## Directive
Each line containing the word "Belo" must be collected.
──────── The input ────────
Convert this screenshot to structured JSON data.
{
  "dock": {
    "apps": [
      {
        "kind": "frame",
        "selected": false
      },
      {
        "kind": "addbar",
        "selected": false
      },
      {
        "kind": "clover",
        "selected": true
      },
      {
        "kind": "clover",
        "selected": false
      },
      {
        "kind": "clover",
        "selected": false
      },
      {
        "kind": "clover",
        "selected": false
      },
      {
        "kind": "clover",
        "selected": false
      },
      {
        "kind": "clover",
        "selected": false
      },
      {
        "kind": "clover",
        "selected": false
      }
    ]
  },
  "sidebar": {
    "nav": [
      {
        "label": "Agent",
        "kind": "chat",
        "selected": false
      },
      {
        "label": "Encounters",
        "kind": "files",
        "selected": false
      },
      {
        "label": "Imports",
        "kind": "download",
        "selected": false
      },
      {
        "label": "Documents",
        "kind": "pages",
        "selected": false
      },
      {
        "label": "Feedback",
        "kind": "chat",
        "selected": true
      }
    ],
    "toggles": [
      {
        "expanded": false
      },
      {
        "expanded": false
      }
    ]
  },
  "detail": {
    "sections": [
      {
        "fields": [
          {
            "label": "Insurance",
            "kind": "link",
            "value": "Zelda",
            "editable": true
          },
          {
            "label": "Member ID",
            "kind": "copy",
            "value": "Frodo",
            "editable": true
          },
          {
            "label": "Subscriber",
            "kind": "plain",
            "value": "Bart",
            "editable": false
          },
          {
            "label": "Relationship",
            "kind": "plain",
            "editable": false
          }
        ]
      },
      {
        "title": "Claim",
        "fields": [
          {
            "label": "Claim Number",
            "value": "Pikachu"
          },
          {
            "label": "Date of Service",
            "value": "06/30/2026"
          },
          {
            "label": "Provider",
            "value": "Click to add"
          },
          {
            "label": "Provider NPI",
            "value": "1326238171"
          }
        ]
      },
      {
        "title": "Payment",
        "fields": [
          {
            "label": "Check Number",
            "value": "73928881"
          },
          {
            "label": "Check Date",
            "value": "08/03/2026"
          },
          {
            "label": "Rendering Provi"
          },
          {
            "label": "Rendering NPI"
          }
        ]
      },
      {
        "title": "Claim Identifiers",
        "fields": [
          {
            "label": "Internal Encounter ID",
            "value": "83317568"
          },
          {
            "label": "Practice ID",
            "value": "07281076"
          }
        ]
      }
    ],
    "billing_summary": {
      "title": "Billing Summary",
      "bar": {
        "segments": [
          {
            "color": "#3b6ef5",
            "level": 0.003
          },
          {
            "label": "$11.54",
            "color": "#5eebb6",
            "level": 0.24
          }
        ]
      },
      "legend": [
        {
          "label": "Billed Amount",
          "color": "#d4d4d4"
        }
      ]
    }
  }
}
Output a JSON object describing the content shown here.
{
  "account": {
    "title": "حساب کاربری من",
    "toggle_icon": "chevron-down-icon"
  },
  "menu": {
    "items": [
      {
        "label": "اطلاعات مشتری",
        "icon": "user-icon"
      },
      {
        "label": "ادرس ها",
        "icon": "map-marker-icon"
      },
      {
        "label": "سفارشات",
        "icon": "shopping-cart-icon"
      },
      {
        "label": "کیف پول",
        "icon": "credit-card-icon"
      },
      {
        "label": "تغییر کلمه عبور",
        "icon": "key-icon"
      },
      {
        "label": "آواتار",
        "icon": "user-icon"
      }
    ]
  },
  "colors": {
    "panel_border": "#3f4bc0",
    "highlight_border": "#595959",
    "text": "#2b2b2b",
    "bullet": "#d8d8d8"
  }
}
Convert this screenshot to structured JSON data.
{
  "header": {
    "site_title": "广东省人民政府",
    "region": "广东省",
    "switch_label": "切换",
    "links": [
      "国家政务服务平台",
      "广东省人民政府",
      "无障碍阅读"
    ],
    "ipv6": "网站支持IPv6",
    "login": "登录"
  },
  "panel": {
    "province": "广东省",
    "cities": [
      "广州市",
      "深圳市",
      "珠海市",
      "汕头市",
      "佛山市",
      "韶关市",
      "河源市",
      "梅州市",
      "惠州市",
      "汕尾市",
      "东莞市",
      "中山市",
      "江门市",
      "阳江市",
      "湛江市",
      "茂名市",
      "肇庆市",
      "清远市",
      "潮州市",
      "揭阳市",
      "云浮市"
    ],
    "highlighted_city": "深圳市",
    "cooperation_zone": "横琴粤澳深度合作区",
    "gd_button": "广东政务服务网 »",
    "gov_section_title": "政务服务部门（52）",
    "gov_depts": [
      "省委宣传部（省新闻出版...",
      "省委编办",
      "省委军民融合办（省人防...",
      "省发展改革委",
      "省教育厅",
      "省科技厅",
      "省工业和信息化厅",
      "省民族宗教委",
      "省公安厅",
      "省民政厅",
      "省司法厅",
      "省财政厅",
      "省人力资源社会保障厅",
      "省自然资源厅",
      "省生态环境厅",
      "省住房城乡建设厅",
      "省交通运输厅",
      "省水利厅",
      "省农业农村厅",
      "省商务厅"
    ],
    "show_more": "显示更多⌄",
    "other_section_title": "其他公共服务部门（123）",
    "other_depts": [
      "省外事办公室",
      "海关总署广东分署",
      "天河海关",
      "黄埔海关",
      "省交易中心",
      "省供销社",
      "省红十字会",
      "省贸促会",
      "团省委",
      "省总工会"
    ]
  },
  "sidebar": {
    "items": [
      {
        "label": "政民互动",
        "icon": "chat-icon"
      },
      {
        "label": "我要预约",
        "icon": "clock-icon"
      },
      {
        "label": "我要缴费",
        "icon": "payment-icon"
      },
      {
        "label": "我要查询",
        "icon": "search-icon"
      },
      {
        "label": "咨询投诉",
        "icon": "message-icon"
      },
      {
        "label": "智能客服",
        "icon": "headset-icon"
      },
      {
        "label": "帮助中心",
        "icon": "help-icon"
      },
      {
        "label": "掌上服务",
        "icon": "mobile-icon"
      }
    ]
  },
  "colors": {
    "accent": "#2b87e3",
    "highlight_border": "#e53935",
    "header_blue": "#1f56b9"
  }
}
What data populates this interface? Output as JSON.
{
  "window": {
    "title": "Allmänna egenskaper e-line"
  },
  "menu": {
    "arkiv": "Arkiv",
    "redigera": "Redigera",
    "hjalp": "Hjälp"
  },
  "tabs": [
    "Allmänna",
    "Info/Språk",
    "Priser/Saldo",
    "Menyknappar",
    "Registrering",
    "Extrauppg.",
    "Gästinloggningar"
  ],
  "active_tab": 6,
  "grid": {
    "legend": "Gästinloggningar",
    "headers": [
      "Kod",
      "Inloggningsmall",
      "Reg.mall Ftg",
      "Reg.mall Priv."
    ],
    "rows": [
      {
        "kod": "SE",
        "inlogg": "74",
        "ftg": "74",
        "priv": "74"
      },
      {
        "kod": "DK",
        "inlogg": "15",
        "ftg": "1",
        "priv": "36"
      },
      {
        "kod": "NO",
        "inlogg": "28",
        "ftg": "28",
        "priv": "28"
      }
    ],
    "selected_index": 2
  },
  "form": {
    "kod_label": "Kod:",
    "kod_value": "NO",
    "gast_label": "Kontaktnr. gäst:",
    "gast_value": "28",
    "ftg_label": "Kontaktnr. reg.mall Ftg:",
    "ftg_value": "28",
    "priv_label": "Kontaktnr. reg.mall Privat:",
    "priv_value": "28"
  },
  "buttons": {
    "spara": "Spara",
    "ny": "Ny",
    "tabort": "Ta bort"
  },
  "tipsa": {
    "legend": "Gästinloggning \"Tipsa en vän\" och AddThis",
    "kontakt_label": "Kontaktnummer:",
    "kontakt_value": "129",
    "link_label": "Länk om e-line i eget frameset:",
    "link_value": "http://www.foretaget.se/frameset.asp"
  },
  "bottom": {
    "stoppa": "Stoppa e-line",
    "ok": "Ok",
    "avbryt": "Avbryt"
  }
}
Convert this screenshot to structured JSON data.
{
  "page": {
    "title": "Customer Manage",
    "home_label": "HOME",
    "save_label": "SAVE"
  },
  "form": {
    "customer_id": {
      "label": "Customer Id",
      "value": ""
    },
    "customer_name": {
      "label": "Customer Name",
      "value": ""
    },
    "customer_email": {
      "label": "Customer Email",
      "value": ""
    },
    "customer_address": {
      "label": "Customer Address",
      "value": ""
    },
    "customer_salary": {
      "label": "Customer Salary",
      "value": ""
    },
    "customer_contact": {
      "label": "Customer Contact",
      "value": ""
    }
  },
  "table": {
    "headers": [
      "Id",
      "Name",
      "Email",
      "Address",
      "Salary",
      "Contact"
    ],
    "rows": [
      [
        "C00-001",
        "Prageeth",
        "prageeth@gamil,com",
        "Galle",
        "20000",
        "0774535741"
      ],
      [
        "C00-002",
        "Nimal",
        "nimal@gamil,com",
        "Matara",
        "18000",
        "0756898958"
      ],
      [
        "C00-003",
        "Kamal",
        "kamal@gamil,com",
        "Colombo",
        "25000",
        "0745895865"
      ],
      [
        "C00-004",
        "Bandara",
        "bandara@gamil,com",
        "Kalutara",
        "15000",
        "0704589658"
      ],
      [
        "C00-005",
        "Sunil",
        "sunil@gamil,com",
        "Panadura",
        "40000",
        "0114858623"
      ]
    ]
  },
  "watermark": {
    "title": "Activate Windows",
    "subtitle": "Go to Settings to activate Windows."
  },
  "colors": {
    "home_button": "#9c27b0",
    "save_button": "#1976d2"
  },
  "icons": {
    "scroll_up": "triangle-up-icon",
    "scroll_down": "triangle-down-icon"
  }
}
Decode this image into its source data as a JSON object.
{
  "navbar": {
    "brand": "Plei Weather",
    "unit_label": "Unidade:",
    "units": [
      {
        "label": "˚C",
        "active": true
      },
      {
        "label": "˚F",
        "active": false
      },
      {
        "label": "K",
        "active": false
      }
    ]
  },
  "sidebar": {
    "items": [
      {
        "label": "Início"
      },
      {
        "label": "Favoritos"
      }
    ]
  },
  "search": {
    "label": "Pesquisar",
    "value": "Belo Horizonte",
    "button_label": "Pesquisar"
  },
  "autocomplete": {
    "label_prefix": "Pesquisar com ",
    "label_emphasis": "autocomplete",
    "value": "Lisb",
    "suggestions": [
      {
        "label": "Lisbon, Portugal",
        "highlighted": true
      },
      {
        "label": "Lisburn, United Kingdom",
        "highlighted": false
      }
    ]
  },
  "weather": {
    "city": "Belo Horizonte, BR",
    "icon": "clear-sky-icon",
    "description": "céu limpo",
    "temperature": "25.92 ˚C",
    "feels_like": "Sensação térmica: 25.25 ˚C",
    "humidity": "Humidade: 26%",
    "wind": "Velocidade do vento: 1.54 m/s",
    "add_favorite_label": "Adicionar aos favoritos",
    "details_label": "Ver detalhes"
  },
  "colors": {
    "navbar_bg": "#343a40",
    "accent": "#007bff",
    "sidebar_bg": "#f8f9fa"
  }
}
────────
## Solution for this task
    "value": "Belo Horizonte",
    "city": "Belo Horizonte, BR",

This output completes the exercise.